Request: Set down the final stretch of the data, from the line that holds "Output a JSON" through the last line, both included, with pictures left out.

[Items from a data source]
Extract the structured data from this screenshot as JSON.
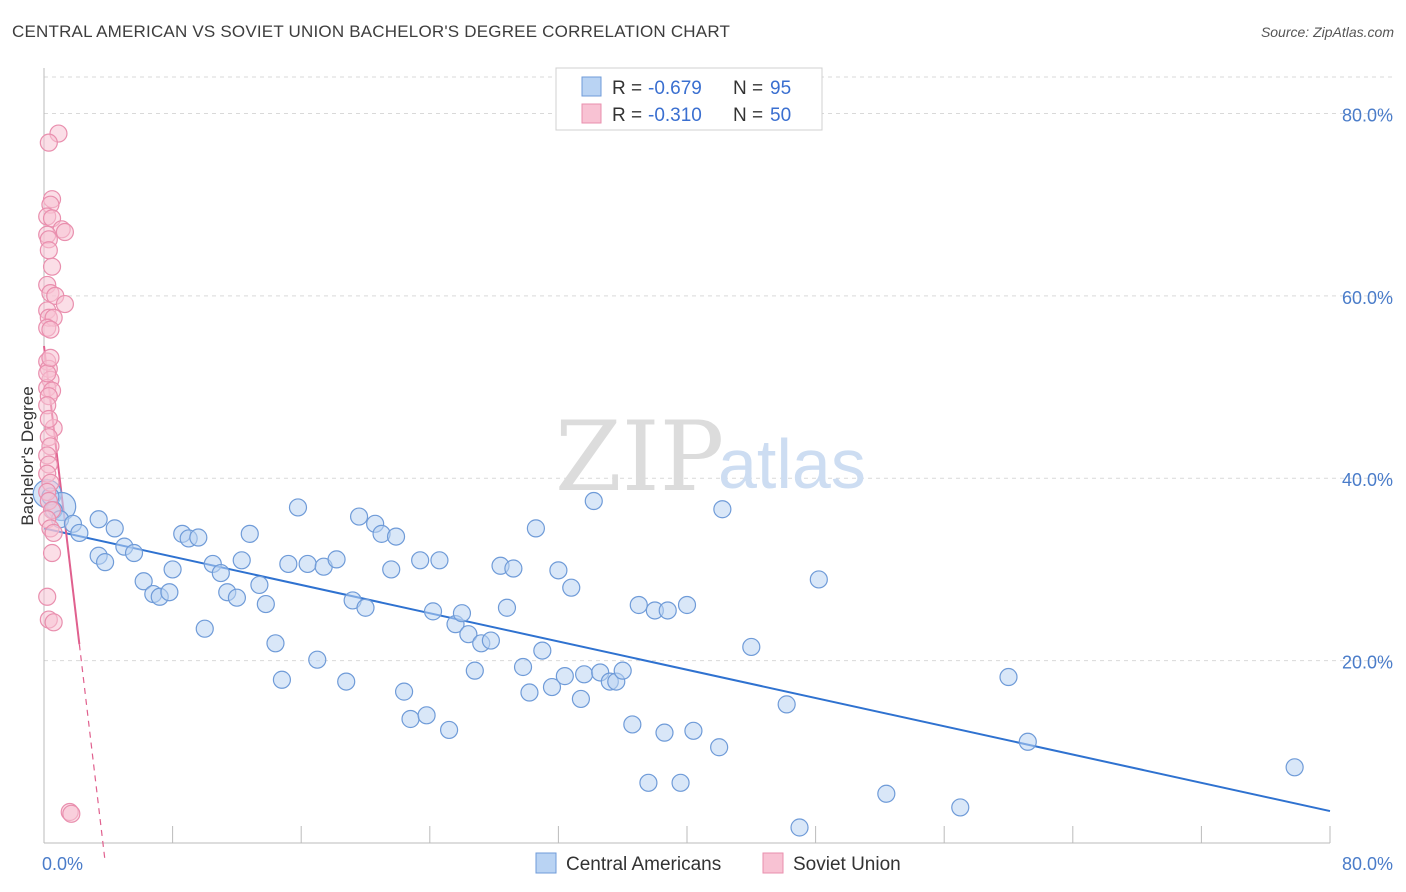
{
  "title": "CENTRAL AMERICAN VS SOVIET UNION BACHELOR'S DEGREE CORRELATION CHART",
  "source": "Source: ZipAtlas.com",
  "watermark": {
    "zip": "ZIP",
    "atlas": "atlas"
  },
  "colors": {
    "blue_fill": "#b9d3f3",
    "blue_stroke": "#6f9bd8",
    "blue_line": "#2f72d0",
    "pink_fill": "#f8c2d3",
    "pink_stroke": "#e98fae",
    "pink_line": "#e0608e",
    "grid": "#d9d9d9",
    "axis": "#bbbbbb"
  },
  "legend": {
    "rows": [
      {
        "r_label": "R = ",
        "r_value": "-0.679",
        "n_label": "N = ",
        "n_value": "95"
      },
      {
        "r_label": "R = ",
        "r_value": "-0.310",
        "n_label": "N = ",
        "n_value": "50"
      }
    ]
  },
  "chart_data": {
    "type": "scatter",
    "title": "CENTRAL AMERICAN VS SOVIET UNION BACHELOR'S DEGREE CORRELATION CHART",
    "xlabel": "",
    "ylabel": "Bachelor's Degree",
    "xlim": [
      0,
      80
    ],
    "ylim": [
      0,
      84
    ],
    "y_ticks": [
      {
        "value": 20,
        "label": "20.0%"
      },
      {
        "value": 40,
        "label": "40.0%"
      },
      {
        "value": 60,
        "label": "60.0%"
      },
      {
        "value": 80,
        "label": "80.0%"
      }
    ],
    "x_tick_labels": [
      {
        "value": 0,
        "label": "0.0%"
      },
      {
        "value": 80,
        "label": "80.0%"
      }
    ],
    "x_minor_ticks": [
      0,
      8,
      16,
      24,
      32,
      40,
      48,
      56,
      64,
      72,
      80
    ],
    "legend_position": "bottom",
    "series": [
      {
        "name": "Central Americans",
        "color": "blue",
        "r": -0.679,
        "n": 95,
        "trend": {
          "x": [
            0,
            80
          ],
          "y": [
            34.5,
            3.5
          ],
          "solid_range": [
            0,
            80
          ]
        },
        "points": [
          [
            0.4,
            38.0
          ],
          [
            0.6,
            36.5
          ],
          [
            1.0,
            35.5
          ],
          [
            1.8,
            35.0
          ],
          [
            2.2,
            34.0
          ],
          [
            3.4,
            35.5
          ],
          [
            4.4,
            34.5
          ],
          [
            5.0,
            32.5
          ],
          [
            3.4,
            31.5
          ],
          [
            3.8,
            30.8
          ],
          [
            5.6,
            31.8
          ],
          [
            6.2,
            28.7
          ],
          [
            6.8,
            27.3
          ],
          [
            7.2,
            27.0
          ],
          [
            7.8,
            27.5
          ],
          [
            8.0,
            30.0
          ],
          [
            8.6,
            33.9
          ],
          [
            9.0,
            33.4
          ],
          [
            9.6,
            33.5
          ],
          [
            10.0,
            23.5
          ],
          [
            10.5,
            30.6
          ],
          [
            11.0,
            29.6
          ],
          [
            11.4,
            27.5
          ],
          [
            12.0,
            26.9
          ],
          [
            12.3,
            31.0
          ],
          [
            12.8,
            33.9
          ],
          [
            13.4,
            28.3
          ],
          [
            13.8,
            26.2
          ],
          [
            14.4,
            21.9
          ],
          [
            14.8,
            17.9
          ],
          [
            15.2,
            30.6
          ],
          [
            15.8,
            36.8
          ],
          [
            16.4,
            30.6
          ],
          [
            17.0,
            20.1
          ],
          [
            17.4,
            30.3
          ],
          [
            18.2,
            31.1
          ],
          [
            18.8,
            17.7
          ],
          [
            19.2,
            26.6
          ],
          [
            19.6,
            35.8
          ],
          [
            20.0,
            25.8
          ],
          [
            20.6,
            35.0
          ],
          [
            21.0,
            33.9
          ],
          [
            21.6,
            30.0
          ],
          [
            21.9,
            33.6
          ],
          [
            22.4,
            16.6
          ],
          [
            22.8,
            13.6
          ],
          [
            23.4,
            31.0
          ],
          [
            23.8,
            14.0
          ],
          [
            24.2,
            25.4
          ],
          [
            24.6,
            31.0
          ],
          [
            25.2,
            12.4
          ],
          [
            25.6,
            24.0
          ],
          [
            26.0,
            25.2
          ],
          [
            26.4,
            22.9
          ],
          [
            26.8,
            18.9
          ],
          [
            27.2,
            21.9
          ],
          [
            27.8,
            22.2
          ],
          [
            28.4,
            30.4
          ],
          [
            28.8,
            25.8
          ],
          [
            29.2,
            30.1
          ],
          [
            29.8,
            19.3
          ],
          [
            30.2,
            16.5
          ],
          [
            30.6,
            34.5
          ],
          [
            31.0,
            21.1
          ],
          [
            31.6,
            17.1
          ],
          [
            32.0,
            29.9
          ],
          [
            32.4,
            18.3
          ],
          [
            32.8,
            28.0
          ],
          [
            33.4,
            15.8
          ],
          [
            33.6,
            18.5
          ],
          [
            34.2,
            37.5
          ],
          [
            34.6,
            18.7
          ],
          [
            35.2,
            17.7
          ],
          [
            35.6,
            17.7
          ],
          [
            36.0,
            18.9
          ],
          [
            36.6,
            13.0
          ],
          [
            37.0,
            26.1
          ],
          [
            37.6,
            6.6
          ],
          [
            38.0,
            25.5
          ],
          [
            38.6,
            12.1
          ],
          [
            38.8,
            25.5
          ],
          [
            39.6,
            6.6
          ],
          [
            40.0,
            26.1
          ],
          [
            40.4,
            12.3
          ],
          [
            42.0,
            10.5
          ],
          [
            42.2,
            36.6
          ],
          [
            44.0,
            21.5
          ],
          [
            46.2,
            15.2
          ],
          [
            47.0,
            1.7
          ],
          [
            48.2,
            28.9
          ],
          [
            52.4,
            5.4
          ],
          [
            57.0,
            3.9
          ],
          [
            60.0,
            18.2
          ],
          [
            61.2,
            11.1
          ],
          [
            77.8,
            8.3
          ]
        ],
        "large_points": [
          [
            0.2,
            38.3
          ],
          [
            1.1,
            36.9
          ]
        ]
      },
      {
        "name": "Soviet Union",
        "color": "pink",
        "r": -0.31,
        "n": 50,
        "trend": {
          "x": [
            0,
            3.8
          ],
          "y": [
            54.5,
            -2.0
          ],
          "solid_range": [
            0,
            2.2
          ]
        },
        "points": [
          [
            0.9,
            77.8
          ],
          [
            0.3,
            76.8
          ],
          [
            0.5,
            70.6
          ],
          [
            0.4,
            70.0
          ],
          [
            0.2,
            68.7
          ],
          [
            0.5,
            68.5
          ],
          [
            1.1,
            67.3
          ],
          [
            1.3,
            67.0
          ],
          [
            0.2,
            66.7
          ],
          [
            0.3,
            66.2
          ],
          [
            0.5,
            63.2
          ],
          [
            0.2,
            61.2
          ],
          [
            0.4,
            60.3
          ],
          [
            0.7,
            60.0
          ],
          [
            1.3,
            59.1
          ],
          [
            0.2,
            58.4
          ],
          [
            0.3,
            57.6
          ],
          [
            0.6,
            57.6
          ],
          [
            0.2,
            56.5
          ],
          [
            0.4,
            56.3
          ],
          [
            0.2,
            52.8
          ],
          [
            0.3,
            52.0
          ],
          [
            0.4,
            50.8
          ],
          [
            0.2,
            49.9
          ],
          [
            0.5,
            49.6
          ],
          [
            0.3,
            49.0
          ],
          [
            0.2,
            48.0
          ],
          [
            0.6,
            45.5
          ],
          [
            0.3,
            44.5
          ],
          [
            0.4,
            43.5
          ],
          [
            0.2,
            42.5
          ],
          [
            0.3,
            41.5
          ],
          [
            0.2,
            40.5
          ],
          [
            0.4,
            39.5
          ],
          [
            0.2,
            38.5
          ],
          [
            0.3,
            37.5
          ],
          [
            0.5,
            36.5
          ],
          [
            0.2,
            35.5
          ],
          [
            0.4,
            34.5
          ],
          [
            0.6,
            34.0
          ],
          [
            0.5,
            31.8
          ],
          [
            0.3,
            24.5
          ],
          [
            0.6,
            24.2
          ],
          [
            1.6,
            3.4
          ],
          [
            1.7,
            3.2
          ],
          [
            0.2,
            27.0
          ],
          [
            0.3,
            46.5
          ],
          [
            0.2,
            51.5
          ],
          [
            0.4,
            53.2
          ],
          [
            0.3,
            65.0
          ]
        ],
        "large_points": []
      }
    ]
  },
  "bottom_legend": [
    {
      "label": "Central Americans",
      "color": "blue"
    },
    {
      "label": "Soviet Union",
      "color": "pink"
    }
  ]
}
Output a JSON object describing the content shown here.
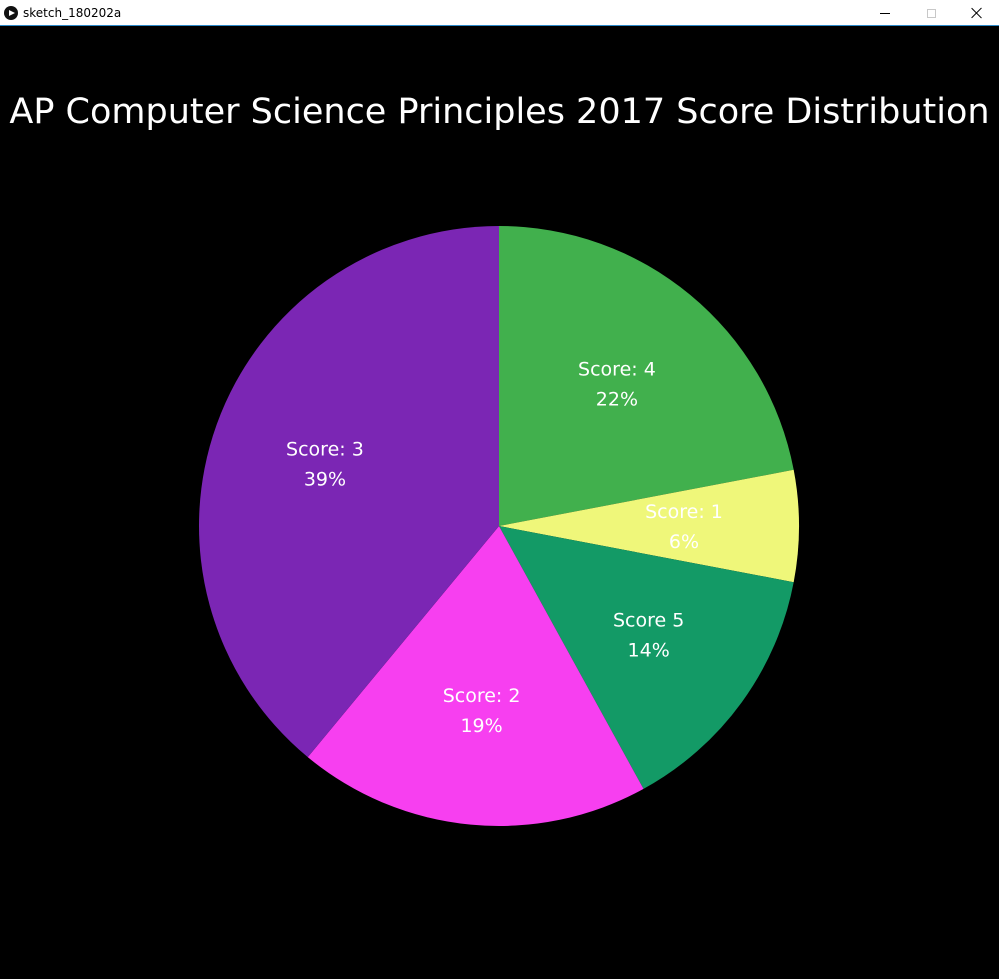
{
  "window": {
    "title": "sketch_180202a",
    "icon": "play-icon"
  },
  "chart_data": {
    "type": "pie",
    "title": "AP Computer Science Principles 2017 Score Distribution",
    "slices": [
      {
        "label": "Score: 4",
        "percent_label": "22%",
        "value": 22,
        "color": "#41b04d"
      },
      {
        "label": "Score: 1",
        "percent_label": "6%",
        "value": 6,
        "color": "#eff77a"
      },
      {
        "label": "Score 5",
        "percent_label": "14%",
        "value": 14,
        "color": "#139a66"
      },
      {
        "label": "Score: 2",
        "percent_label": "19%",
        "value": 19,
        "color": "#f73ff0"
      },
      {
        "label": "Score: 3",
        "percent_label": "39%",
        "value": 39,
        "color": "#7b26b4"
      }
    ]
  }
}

Expected answer:
Output a JSON object describing the content shown here.
{
  "window": {
    "title": "sketch_180202a",
    "icon": "play-icon"
  },
  "chart_data": {
    "type": "pie",
    "title": "AP Computer Science Principles 2017 Score Distribution",
    "slices": [
      {
        "label": "Score: 4",
        "percent_label": "22%",
        "value": 22,
        "color": "#41b04d"
      },
      {
        "label": "Score: 1",
        "percent_label": "6%",
        "value": 6,
        "color": "#eff77a"
      },
      {
        "label": "Score 5",
        "percent_label": "14%",
        "value": 14,
        "color": "#139a66"
      },
      {
        "label": "Score: 2",
        "percent_label": "19%",
        "value": 19,
        "color": "#f73ff0"
      },
      {
        "label": "Score: 3",
        "percent_label": "39%",
        "value": 39,
        "color": "#7b26b4"
      }
    ]
  }
}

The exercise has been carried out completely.